Problem to solve
What follows is a set of records; restate each one word for word and drop the pictures.

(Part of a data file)
- - - -

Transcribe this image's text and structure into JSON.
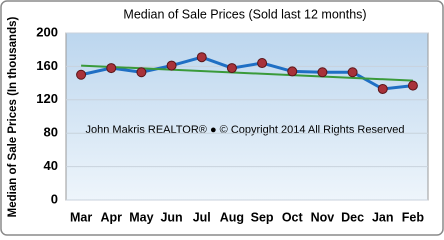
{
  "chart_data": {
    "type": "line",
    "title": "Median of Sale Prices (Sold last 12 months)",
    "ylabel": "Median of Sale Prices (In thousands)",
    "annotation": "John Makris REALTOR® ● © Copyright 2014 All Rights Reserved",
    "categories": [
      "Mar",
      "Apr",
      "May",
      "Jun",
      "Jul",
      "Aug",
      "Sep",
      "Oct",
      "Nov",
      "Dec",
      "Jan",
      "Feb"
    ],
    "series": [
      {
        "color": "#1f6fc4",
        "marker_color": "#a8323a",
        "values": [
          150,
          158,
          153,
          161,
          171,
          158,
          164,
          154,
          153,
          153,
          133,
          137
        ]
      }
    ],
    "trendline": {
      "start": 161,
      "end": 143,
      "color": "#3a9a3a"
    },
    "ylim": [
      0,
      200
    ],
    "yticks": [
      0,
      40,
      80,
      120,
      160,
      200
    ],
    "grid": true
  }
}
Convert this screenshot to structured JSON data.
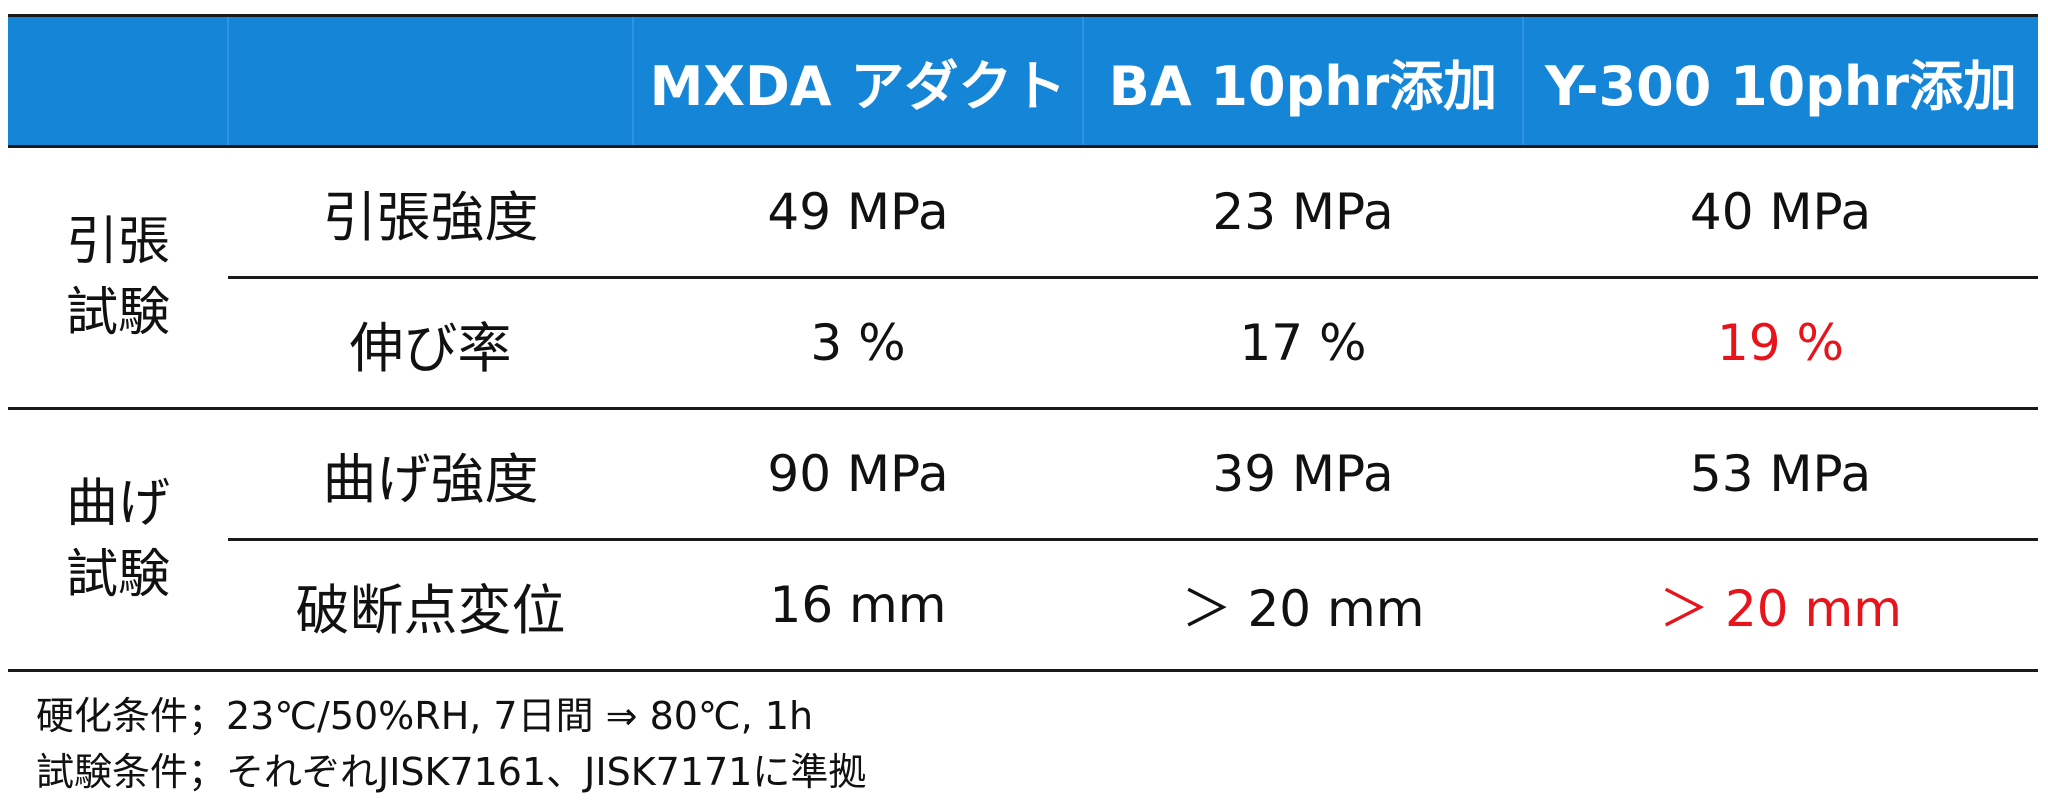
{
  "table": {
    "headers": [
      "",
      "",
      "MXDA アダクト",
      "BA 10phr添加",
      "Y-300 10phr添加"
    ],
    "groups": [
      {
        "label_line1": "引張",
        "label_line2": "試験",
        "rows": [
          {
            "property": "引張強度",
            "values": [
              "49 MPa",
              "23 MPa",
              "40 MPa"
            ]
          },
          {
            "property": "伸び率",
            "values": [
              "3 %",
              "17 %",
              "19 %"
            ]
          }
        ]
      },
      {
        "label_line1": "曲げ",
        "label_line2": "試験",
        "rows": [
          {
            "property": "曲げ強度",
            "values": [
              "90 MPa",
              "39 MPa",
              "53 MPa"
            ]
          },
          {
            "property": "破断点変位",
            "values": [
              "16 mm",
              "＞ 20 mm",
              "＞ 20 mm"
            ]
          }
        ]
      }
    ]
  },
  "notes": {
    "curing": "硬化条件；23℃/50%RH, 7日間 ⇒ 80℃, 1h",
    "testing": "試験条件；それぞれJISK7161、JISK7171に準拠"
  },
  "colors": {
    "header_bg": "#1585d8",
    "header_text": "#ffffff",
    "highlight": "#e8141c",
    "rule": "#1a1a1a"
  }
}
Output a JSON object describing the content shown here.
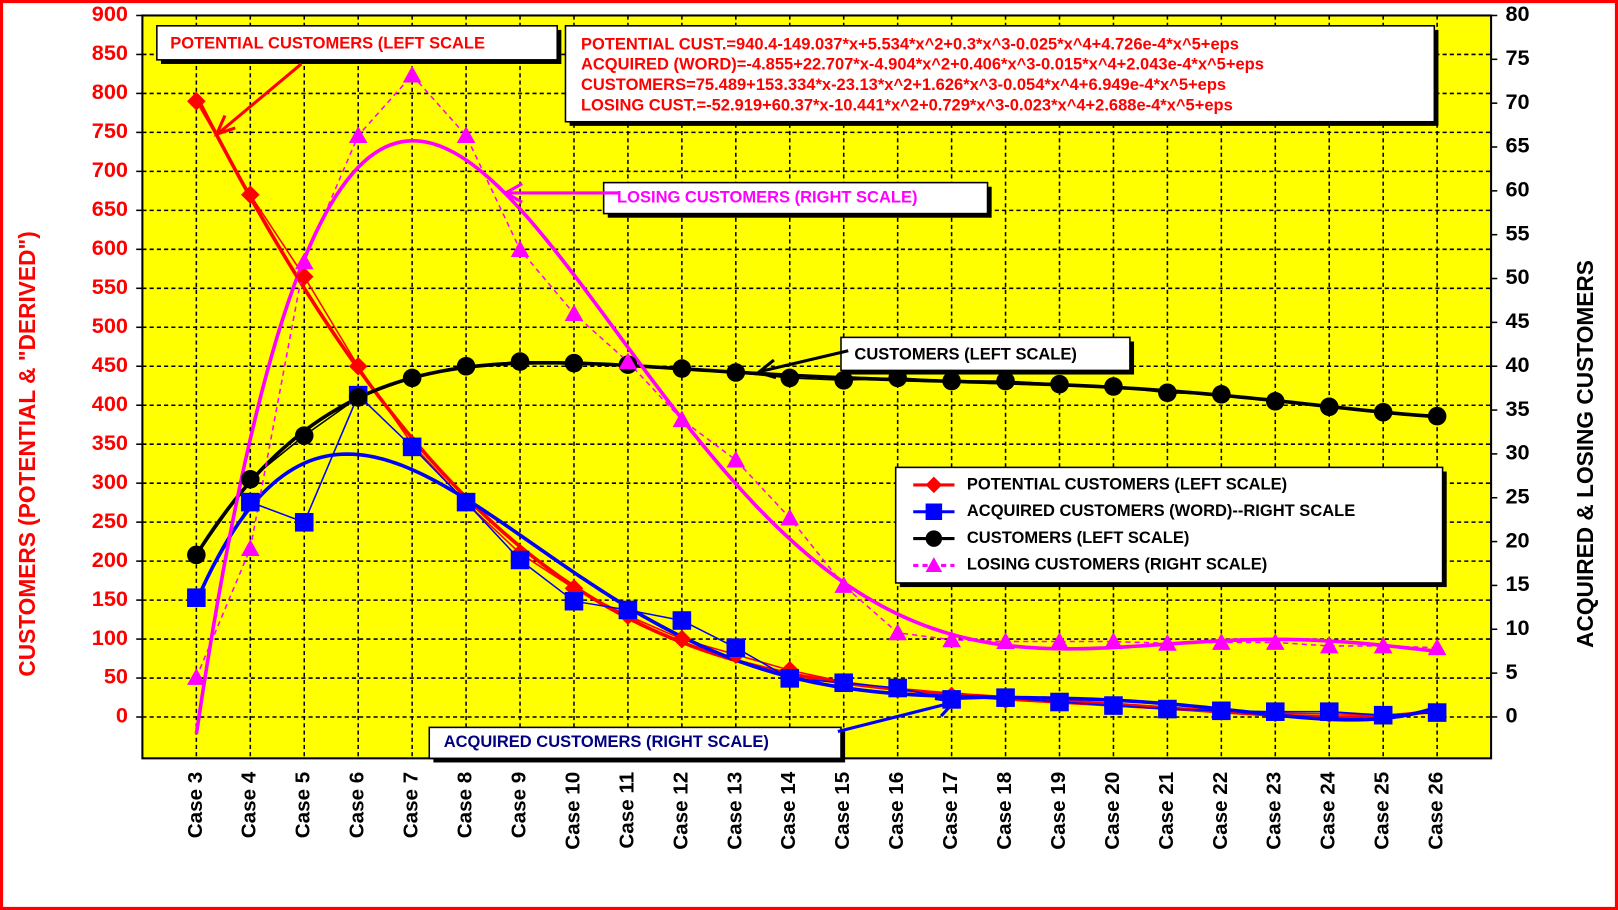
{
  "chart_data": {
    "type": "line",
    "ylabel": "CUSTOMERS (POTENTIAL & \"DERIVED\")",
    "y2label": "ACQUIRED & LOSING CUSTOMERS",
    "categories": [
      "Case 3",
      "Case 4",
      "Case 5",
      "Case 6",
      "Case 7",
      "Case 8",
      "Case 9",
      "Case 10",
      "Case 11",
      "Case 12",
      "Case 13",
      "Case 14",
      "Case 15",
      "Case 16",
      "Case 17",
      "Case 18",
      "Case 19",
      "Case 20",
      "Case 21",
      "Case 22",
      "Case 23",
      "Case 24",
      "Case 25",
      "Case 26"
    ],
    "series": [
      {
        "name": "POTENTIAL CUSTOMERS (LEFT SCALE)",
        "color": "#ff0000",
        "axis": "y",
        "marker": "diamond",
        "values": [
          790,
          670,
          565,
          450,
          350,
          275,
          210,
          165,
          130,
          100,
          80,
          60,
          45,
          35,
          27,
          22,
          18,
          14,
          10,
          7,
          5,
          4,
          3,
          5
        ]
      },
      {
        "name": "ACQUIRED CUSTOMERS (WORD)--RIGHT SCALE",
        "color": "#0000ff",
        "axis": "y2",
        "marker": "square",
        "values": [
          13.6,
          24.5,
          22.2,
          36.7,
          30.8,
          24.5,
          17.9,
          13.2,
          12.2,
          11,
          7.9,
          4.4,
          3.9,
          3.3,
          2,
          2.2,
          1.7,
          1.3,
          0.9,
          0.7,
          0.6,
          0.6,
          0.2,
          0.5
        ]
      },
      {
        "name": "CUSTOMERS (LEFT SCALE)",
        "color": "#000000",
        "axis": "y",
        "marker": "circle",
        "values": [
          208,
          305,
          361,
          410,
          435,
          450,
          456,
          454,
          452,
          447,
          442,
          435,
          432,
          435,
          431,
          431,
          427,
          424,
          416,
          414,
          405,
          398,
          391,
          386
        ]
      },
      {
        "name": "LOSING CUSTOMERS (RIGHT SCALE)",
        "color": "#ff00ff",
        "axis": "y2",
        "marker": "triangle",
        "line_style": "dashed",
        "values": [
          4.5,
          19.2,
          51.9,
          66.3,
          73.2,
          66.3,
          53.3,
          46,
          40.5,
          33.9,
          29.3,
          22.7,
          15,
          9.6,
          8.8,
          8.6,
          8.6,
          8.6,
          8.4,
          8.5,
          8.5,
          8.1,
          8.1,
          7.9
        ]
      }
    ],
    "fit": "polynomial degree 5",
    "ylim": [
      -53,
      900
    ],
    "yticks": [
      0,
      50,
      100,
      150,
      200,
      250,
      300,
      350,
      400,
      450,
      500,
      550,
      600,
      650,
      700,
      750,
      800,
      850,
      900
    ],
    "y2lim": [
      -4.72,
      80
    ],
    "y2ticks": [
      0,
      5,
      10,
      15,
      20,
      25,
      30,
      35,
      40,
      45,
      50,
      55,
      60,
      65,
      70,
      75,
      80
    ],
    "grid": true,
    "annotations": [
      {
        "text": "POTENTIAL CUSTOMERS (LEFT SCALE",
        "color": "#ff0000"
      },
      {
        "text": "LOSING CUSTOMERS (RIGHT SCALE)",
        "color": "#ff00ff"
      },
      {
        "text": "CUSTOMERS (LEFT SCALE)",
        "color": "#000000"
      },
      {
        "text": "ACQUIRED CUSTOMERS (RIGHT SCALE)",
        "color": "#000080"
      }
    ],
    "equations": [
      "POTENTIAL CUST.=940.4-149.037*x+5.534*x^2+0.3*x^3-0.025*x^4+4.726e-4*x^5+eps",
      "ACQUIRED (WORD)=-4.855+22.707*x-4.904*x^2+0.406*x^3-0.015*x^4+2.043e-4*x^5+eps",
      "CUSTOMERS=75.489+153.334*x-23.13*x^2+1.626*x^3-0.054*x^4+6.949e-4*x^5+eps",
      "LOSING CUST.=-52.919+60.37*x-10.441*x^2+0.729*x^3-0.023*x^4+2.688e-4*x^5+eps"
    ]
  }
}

- - - -

Result for this exercise
Transcribe this image's text and structure into JSON.
{
  "chart_data": {
    "type": "line",
    "title": "Median of Sale Prices (Sold last 12 months)",
    "ylabel": "Median of Sale Prices (In thousands)",
    "annotation": "John Makris REALTOR® ● © Copyright 2014 All Rights Reserved",
    "categories": [
      "Mar",
      "Apr",
      "May",
      "Jun",
      "Jul",
      "Aug",
      "Sep",
      "Oct",
      "Nov",
      "Dec",
      "Jan",
      "Feb"
    ],
    "series": [
      {
        "color": "#1f6fc4",
        "marker_color": "#a8323a",
        "values": [
          150,
          158,
          153,
          161,
          171,
          158,
          164,
          154,
          153,
          153,
          133,
          137
        ]
      }
    ],
    "trendline": {
      "start": 161,
      "end": 143,
      "color": "#3a9a3a"
    },
    "ylim": [
      0,
      200
    ],
    "yticks": [
      0,
      40,
      80,
      120,
      160,
      200
    ],
    "grid": true
  }
}
Convert this screenshot to structured JSON data.
{
  "table": {
    "headers": [
      "",
      "",
      "MXDA アダクト",
      "BA 10phr添加",
      "Y-300 10phr添加"
    ],
    "groups": [
      {
        "label_line1": "引張",
        "label_line2": "試験",
        "rows": [
          {
            "property": "引張強度",
            "values": [
              "49 MPa",
              "23 MPa",
              "40 MPa"
            ]
          },
          {
            "property": "伸び率",
            "values": [
              "3 %",
              "17 %",
              "19 %"
            ]
          }
        ]
      },
      {
        "label_line1": "曲げ",
        "label_line2": "試験",
        "rows": [
          {
            "property": "曲げ強度",
            "values": [
              "90 MPa",
              "39 MPa",
              "53 MPa"
            ]
          },
          {
            "property": "破断点変位",
            "values": [
              "16 mm",
              "＞ 20 mm",
              "＞ 20 mm"
            ]
          }
        ]
      }
    ]
  },
  "notes": {
    "curing": "硬化条件；23℃/50%RH, 7日間 ⇒ 80℃, 1h",
    "testing": "試験条件；それぞれJISK7161、JISK7171に準拠"
  },
  "colors": {
    "header_bg": "#1585d8",
    "header_text": "#ffffff",
    "highlight": "#e8141c",
    "rule": "#1a1a1a"
  }
}
Output a JSON object describing the content shown here.
{
  "chart_data": {
    "type": "line",
    "ylabel": "CUSTOMERS (POTENTIAL & \"DERIVED\")",
    "y2label": "ACQUIRED & LOSING CUSTOMERS",
    "categories": [
      "Case 3",
      "Case 4",
      "Case 5",
      "Case 6",
      "Case 7",
      "Case 8",
      "Case 9",
      "Case 10",
      "Case 11",
      "Case 12",
      "Case 13",
      "Case 14",
      "Case 15",
      "Case 16",
      "Case 17",
      "Case 18",
      "Case 19",
      "Case 20",
      "Case 21",
      "Case 22",
      "Case 23",
      "Case 24",
      "Case 25",
      "Case 26"
    ],
    "series": [
      {
        "name": "POTENTIAL CUSTOMERS (LEFT SCALE)",
        "color": "#ff0000",
        "axis": "y",
        "marker": "diamond",
        "values": [
          790,
          670,
          565,
          450,
          350,
          275,
          210,
          165,
          130,
          100,
          80,
          60,
          45,
          35,
          27,
          22,
          18,
          14,
          10,
          7,
          5,
          4,
          3,
          5
        ]
      },
      {
        "name": "ACQUIRED CUSTOMERS (WORD)--RIGHT SCALE",
        "color": "#0000ff",
        "axis": "y2",
        "marker": "square",
        "values": [
          13.6,
          24.5,
          22.2,
          36.7,
          30.8,
          24.5,
          17.9,
          13.2,
          12.2,
          11,
          7.9,
          4.4,
          3.9,
          3.3,
          2,
          2.2,
          1.7,
          1.3,
          0.9,
          0.7,
          0.6,
          0.6,
          0.2,
          0.5
        ]
      },
      {
        "name": "CUSTOMERS (LEFT SCALE)",
        "color": "#000000",
        "axis": "y",
        "marker": "circle",
        "values": [
          208,
          305,
          361,
          410,
          435,
          450,
          456,
          454,
          452,
          447,
          442,
          435,
          432,
          435,
          431,
          431,
          427,
          424,
          416,
          414,
          405,
          398,
          391,
          386
        ]
      },
      {
        "name": "LOSING CUSTOMERS (RIGHT SCALE)",
        "color": "#ff00ff",
        "axis": "y2",
        "marker": "triangle",
        "line_style": "dashed",
        "values": [
          4.5,
          19.2,
          51.9,
          66.3,
          73.2,
          66.3,
          53.3,
          46,
          40.5,
          33.9,
          29.3,
          22.7,
          15,
          9.6,
          8.8,
          8.6,
          8.6,
          8.6,
          8.4,
          8.5,
          8.5,
          8.1,
          8.1,
          7.9
        ]
      }
    ],
    "fit": "polynomial degree 5",
    "ylim": [
      -53,
      900
    ],
    "yticks": [
      0,
      50,
      100,
      150,
      200,
      250,
      300,
      350,
      400,
      450,
      500,
      550,
      600,
      650,
      700,
      750,
      800,
      850,
      900
    ],
    "y2lim": [
      -4.72,
      80
    ],
    "y2ticks": [
      0,
      5,
      10,
      15,
      20,
      25,
      30,
      35,
      40,
      45,
      50,
      55,
      60,
      65,
      70,
      75,
      80
    ],
    "grid": true,
    "annotations": [
      {
        "text": "POTENTIAL CUSTOMERS (LEFT SCALE",
        "color": "#ff0000"
      },
      {
        "text": "LOSING CUSTOMERS (RIGHT SCALE)",
        "color": "#ff00ff"
      },
      {
        "text": "CUSTOMERS (LEFT SCALE)",
        "color": "#000000"
      },
      {
        "text": "ACQUIRED CUSTOMERS (RIGHT SCALE)",
        "color": "#000080"
      }
    ],
    "equations": [
      "POTENTIAL CUST.=940.4-149.037*x+5.534*x^2+0.3*x^3-0.025*x^4+4.726e-4*x^5+eps",
      "ACQUIRED (WORD)=-4.855+22.707*x-4.904*x^2+0.406*x^3-0.015*x^4+2.043e-4*x^5+eps",
      "CUSTOMERS=75.489+153.334*x-23.13*x^2+1.626*x^3-0.054*x^4+6.949e-4*x^5+eps",
      "LOSING CUST.=-52.919+60.37*x-10.441*x^2+0.729*x^3-0.023*x^4+2.688e-4*x^5+eps"
    ]
  }
}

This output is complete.